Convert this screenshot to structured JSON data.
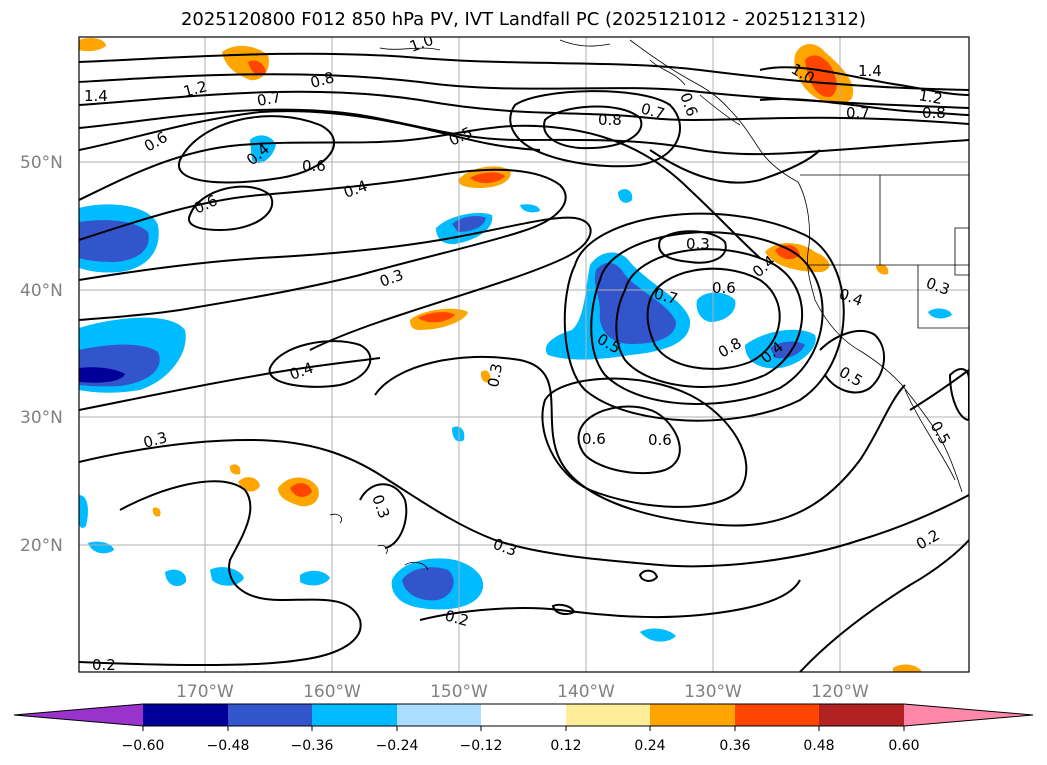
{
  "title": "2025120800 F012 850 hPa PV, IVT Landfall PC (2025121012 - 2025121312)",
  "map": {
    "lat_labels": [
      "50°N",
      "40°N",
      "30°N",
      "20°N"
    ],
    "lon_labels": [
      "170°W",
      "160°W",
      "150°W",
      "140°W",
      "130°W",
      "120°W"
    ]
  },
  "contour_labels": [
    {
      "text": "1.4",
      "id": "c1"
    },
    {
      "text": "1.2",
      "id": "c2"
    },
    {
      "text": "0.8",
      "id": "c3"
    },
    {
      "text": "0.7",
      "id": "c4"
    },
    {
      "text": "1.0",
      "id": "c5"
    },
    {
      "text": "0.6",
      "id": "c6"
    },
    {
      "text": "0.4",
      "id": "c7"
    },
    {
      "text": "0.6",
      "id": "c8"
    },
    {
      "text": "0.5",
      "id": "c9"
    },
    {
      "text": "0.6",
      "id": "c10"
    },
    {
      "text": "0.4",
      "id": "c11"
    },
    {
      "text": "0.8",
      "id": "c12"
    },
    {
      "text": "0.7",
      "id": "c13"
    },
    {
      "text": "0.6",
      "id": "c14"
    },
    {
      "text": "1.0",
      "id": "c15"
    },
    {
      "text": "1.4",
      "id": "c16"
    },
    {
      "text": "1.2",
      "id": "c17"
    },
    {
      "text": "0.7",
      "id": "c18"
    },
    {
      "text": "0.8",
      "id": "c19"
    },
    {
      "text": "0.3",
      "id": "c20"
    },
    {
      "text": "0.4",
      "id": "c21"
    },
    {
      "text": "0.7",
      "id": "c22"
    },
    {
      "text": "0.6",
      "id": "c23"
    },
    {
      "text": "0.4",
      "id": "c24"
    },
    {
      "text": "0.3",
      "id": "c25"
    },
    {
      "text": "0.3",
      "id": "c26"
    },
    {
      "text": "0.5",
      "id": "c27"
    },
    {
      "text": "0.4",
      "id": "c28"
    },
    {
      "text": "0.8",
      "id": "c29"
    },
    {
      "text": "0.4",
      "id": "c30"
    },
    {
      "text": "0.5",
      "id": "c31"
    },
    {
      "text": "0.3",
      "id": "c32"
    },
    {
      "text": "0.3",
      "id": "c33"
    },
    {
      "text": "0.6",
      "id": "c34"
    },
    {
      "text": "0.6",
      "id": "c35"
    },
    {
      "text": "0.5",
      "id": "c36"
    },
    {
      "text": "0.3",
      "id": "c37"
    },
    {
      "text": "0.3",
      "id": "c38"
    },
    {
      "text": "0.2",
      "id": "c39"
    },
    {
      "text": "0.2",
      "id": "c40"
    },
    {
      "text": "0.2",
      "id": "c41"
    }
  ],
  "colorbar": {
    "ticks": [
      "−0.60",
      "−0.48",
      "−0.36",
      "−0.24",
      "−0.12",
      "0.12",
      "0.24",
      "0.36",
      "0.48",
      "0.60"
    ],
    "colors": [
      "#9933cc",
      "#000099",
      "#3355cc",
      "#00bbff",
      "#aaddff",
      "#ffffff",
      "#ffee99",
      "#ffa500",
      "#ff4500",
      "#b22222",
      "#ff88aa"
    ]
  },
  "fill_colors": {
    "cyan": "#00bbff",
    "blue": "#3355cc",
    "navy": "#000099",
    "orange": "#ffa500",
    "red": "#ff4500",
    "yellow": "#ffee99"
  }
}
=-=-=-=-=
» Exercise
Transcribe all the lines above exactly, apart from the pictures.

» Task result
Convert this screenshot to structured JSON data.
{
  "title": "2025120800 F012 850 hPa PV, IVT Landfall PC (2025121012 - 2025121312)",
  "map": {
    "lat_labels": [
      "50°N",
      "40°N",
      "30°N",
      "20°N"
    ],
    "lon_labels": [
      "170°W",
      "160°W",
      "150°W",
      "140°W",
      "130°W",
      "120°W"
    ]
  },
  "contour_labels": [
    {
      "text": "1.4",
      "id": "c1"
    },
    {
      "text": "1.2",
      "id": "c2"
    },
    {
      "text": "0.8",
      "id": "c3"
    },
    {
      "text": "0.7",
      "id": "c4"
    },
    {
      "text": "1.0",
      "id": "c5"
    },
    {
      "text": "0.6",
      "id": "c6"
    },
    {
      "text": "0.4",
      "id": "c7"
    },
    {
      "text": "0.6",
      "id": "c8"
    },
    {
      "text": "0.5",
      "id": "c9"
    },
    {
      "text": "0.6",
      "id": "c10"
    },
    {
      "text": "0.4",
      "id": "c11"
    },
    {
      "text": "0.8",
      "id": "c12"
    },
    {
      "text": "0.7",
      "id": "c13"
    },
    {
      "text": "0.6",
      "id": "c14"
    },
    {
      "text": "1.0",
      "id": "c15"
    },
    {
      "text": "1.4",
      "id": "c16"
    },
    {
      "text": "1.2",
      "id": "c17"
    },
    {
      "text": "0.7",
      "id": "c18"
    },
    {
      "text": "0.8",
      "id": "c19"
    },
    {
      "text": "0.3",
      "id": "c20"
    },
    {
      "text": "0.4",
      "id": "c21"
    },
    {
      "text": "0.7",
      "id": "c22"
    },
    {
      "text": "0.6",
      "id": "c23"
    },
    {
      "text": "0.4",
      "id": "c24"
    },
    {
      "text": "0.3",
      "id": "c25"
    },
    {
      "text": "0.3",
      "id": "c26"
    },
    {
      "text": "0.5",
      "id": "c27"
    },
    {
      "text": "0.4",
      "id": "c28"
    },
    {
      "text": "0.8",
      "id": "c29"
    },
    {
      "text": "0.4",
      "id": "c30"
    },
    {
      "text": "0.5",
      "id": "c31"
    },
    {
      "text": "0.3",
      "id": "c32"
    },
    {
      "text": "0.3",
      "id": "c33"
    },
    {
      "text": "0.6",
      "id": "c34"
    },
    {
      "text": "0.6",
      "id": "c35"
    },
    {
      "text": "0.5",
      "id": "c36"
    },
    {
      "text": "0.3",
      "id": "c37"
    },
    {
      "text": "0.3",
      "id": "c38"
    },
    {
      "text": "0.2",
      "id": "c39"
    },
    {
      "text": "0.2",
      "id": "c40"
    },
    {
      "text": "0.2",
      "id": "c41"
    }
  ],
  "colorbar": {
    "ticks": [
      "−0.60",
      "−0.48",
      "−0.36",
      "−0.24",
      "−0.12",
      "0.12",
      "0.24",
      "0.36",
      "0.48",
      "0.60"
    ],
    "colors": [
      "#9933cc",
      "#000099",
      "#3355cc",
      "#00bbff",
      "#aaddff",
      "#ffffff",
      "#ffee99",
      "#ffa500",
      "#ff4500",
      "#b22222",
      "#ff88aa"
    ]
  },
  "fill_colors": {
    "cyan": "#00bbff",
    "blue": "#3355cc",
    "navy": "#000099",
    "orange": "#ffa500",
    "red": "#ff4500",
    "yellow": "#ffee99"
  }
}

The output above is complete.